>> Begin INPUT FOR THIS TASK

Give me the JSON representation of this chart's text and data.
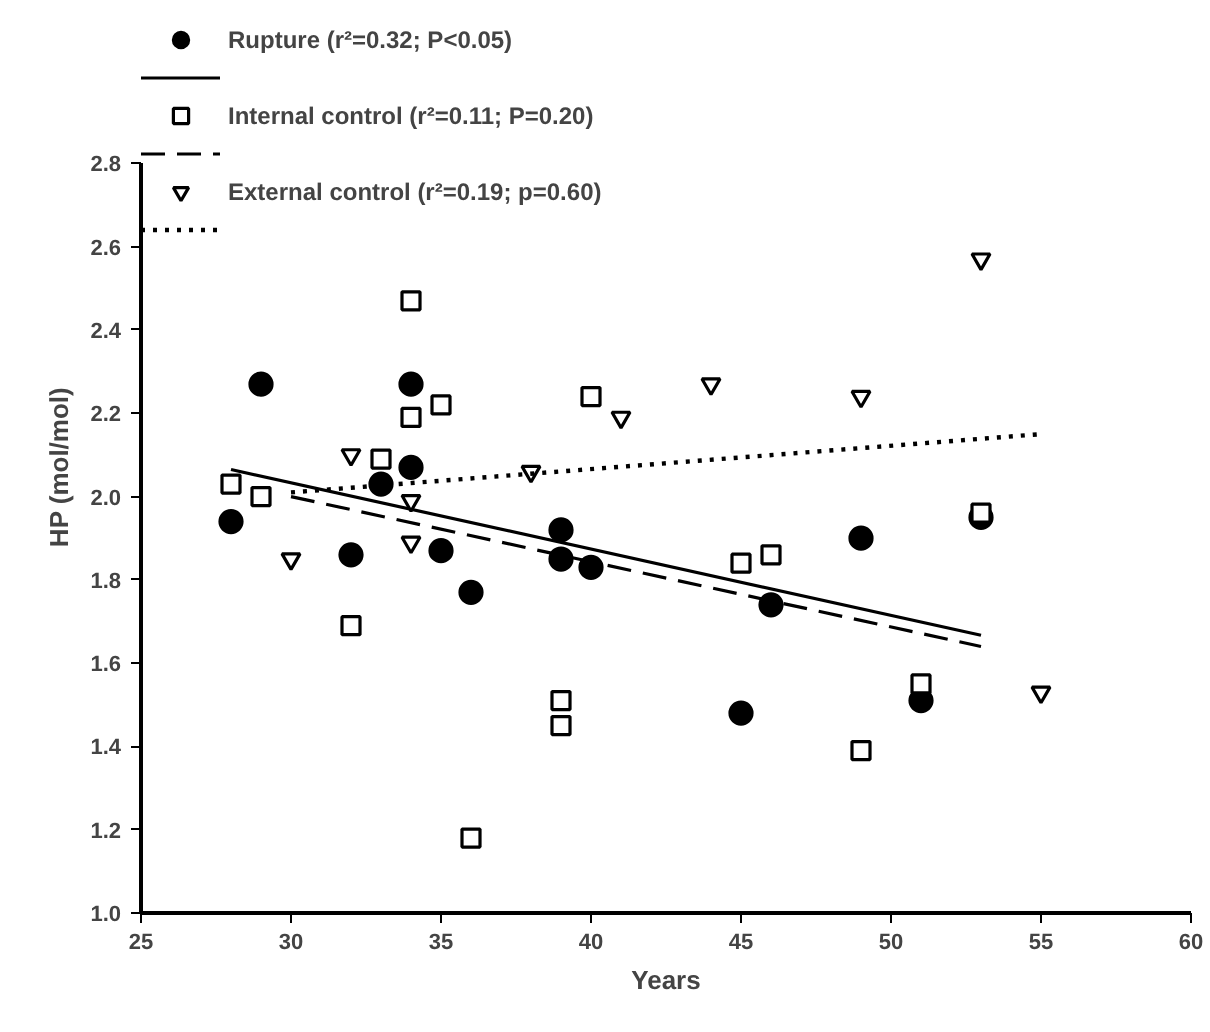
{
  "chart_data": {
    "type": "scatter",
    "xlabel": "Years",
    "ylabel": "HP (mol/mol)",
    "xlim": [
      25,
      60
    ],
    "xticks": [
      25,
      30,
      35,
      40,
      45,
      50,
      55,
      60
    ],
    "ylim": [
      1.0,
      2.8
    ],
    "yticks": [
      {
        "value": 1.0,
        "label": "1.0"
      },
      1.2,
      1.4,
      1.6,
      1.8,
      {
        "value": 2.0,
        "label": "2.0"
      },
      2.2,
      2.4,
      2.6,
      2.8
    ],
    "grid": false,
    "legend": "top",
    "series": [
      {
        "name": "Rupture (r²=0.32; P<0.05)",
        "color": "#000000",
        "marker": "circle",
        "x": [
          28,
          29,
          34,
          34,
          33,
          35,
          32,
          36,
          39,
          39,
          40,
          49,
          46,
          53,
          45,
          51
        ],
        "values": [
          1.94,
          2.27,
          2.27,
          2.07,
          2.03,
          1.87,
          1.86,
          1.77,
          1.92,
          1.85,
          1.83,
          1.9,
          1.74,
          1.95,
          1.48,
          1.51
        ]
      },
      {
        "type": "line",
        "color": "#000000",
        "line_style": "solid",
        "x": [
          28,
          53
        ],
        "values": [
          2.065,
          1.667
        ]
      },
      {
        "name": "Internal control (r²=0.11; P=0.20)",
        "color": "#000000",
        "marker": "square",
        "x": [
          34,
          28,
          29,
          35,
          34,
          40,
          33,
          32,
          39,
          39,
          36,
          45,
          46,
          53,
          51,
          49
        ],
        "values": [
          2.47,
          2.03,
          2.0,
          2.22,
          2.19,
          2.24,
          2.09,
          1.69,
          1.51,
          1.45,
          1.18,
          1.84,
          1.86,
          1.96,
          1.55,
          1.39
        ]
      },
      {
        "type": "line",
        "color": "#000000",
        "line_style": "dashed",
        "x": [
          30,
          53
        ],
        "values": [
          2.0,
          1.64
        ]
      },
      {
        "name": "External control (r²=0.19; p=0.60)",
        "color": "#000000",
        "marker": "triangle",
        "x": [
          41,
          32,
          38,
          34,
          34,
          30,
          53,
          44,
          49,
          55
        ],
        "values": [
          2.19,
          2.1,
          2.06,
          1.99,
          1.89,
          1.85,
          2.57,
          2.27,
          2.24,
          1.53
        ]
      },
      {
        "type": "line",
        "color": "#000000",
        "line_style": "dotted",
        "x": [
          30,
          55
        ],
        "values": [
          2.01,
          2.15
        ]
      }
    ]
  }
}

>> End INPUT FOR THIS TASK

### TASK STATEMENT:
Take the listing above and print it exactly, apart from the pictures.

### EXERCISE ANSWER:
Give me the JSON representation of this chart's text and data.
{
  "chart_data": {
    "type": "scatter",
    "xlabel": "Years",
    "ylabel": "HP (mol/mol)",
    "xlim": [
      25,
      60
    ],
    "xticks": [
      25,
      30,
      35,
      40,
      45,
      50,
      55,
      60
    ],
    "ylim": [
      1.0,
      2.8
    ],
    "yticks": [
      {
        "value": 1.0,
        "label": "1.0"
      },
      1.2,
      1.4,
      1.6,
      1.8,
      {
        "value": 2.0,
        "label": "2.0"
      },
      2.2,
      2.4,
      2.6,
      2.8
    ],
    "grid": false,
    "legend": "top",
    "series": [
      {
        "name": "Rupture (r²=0.32; P<0.05)",
        "color": "#000000",
        "marker": "circle",
        "x": [
          28,
          29,
          34,
          34,
          33,
          35,
          32,
          36,
          39,
          39,
          40,
          49,
          46,
          53,
          45,
          51
        ],
        "values": [
          1.94,
          2.27,
          2.27,
          2.07,
          2.03,
          1.87,
          1.86,
          1.77,
          1.92,
          1.85,
          1.83,
          1.9,
          1.74,
          1.95,
          1.48,
          1.51
        ]
      },
      {
        "type": "line",
        "color": "#000000",
        "line_style": "solid",
        "x": [
          28,
          53
        ],
        "values": [
          2.065,
          1.667
        ]
      },
      {
        "name": "Internal control (r²=0.11; P=0.20)",
        "color": "#000000",
        "marker": "square",
        "x": [
          34,
          28,
          29,
          35,
          34,
          40,
          33,
          32,
          39,
          39,
          36,
          45,
          46,
          53,
          51,
          49
        ],
        "values": [
          2.47,
          2.03,
          2.0,
          2.22,
          2.19,
          2.24,
          2.09,
          1.69,
          1.51,
          1.45,
          1.18,
          1.84,
          1.86,
          1.96,
          1.55,
          1.39
        ]
      },
      {
        "type": "line",
        "color": "#000000",
        "line_style": "dashed",
        "x": [
          30,
          53
        ],
        "values": [
          2.0,
          1.64
        ]
      },
      {
        "name": "External control (r²=0.19; p=0.60)",
        "color": "#000000",
        "marker": "triangle",
        "x": [
          41,
          32,
          38,
          34,
          34,
          30,
          53,
          44,
          49,
          55
        ],
        "values": [
          2.19,
          2.1,
          2.06,
          1.99,
          1.89,
          1.85,
          2.57,
          2.27,
          2.24,
          1.53
        ]
      },
      {
        "type": "line",
        "color": "#000000",
        "line_style": "dotted",
        "x": [
          30,
          55
        ],
        "values": [
          2.01,
          2.15
        ]
      }
    ]
  }
}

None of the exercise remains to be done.